▸ **Passage fourni**
* * * * * * *

Mais les principaux responsables sont les créateurs de contenus eux-mêmes, non la "vieille garde", les acteurs traditionnels de la blogosphère et de Youtube qui se sont peu à peu substitués à la presse traditionnelle. On parle ici d'une nouvelle vague, plutôt associée à la Russie, l'Afrique et à l'Asie (Chine, mais pas que), qui a perçu tout l'avantage de produire du contenu facile, pour des revenus faciles, et d'exploiter de manière stratégique et avec des essais/erreurs cette génération IA, image et texte. En tout cas, les acteurs traditionnels produisant du contenu sont à la peine, avec une chute d'audience et de revenus bien réelle, déjà impactés par la chute du cours de la publicité en ligne après le début de la guerre en Ukraine en 2022. Une guerre qui d'ailleurs à changé de nature avec les drones et leur IA associée… Et la guerre hybride instrumentalisée par la Russie et la Chine produisant des fakes news pour déstabiliser l'ouest collectif avec l'IA sans vergogne depuis des années, mulriplianr les faux comptes, "noyant" par trolling les contenus humains et commentaires légitimes.
Il se pourrait donc que ces derniers des Mohicans, les créateurs de contenus humains légitimes, soit baissent massivement leur production de contenus et "réduisent la voilure" en qualité, faute de moyens, ferment leurs comptes, ou bien cèdent aux sirènes des revenus faciles et se mettent eux-mêmes à produire du contenu IA comme dit plus haut, ce qui va contribuer puissamment à éroder la confiance des internautes. On voit depuis 2024 la naissance d'un mouvement de résistance d'internautes à l'IA slop, avec des dénonciations, des boycots et une "AIshame" qui se développe. Mais mécaniquement, l'explosion du contenu AI va tout simplement discréditer internet globalement, et probablement conduire à un rééquilibrage à terme.

* * * * * * *

▸ **Données fournies**

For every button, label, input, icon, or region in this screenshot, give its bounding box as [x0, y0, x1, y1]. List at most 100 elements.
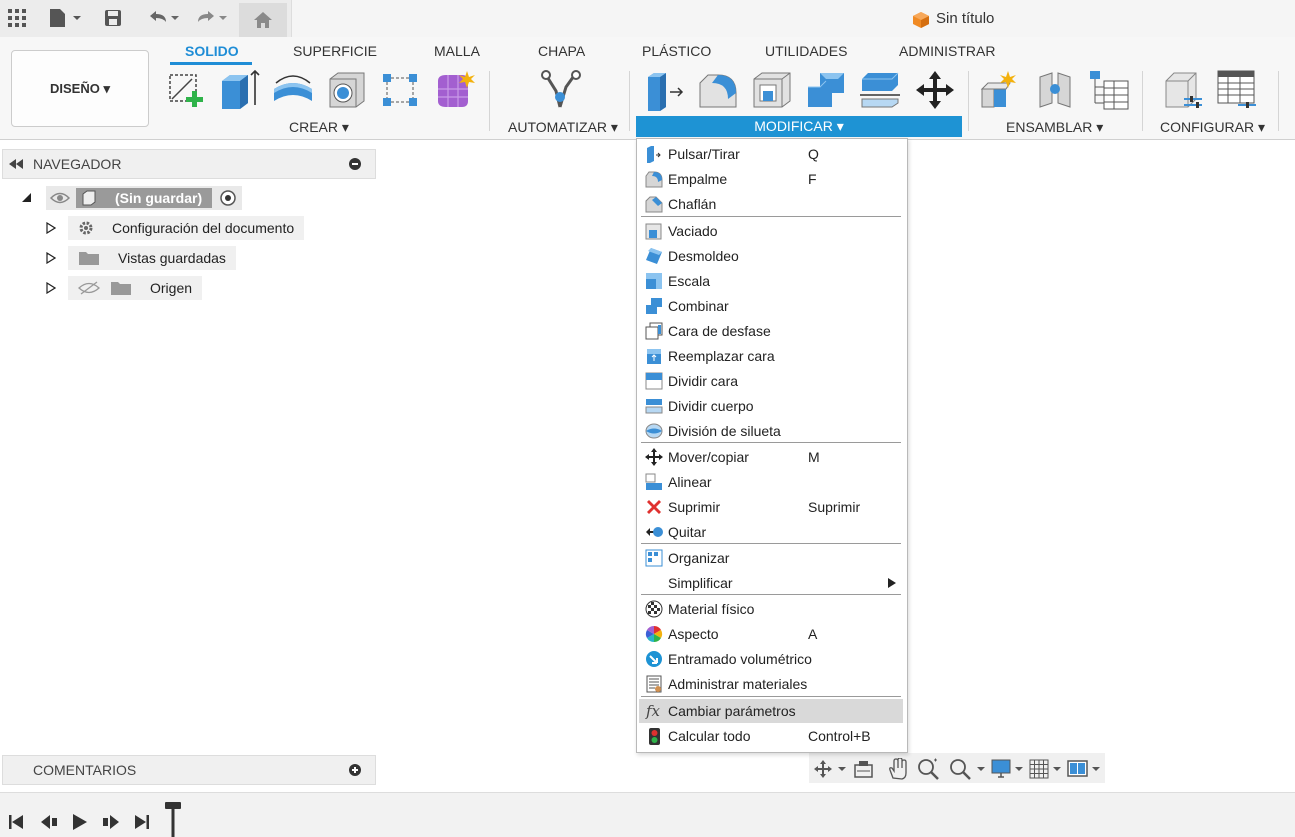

* * * * * * *

▸ **Votre objectif**
Recopiez fidèlement le passage sur le contenu produit par l'IA, de « Il se pourrait » jusqu'à « rééquilibrage à terme. » inclus.

▸ **Réponse**
Il se pourrait donc que ces derniers des Mohicans, les créateurs de contenus humains légitimes, soit baissent massivement leur production de contenus et "réduisent la voilure" en qualité, faute de moyens, ferment leurs comptes, ou bien cèdent aux sirènes des revenus faciles et se mettent eux-mêmes à produire du contenu IA comme dit plus haut, ce qui va contribuer puissamment à éroder la confiance des internautes. On voit depuis 2024 la naissance d'un mouvement de résistance d'internautes à l'IA slop, avec des dénonciations, des boycots et une "AIshame" qui se développe. Mais mécaniquement, l'explosion du contenu AI va tout simplement discréditer internet globalement, et probablement conduire à un rééquilibrage à terme.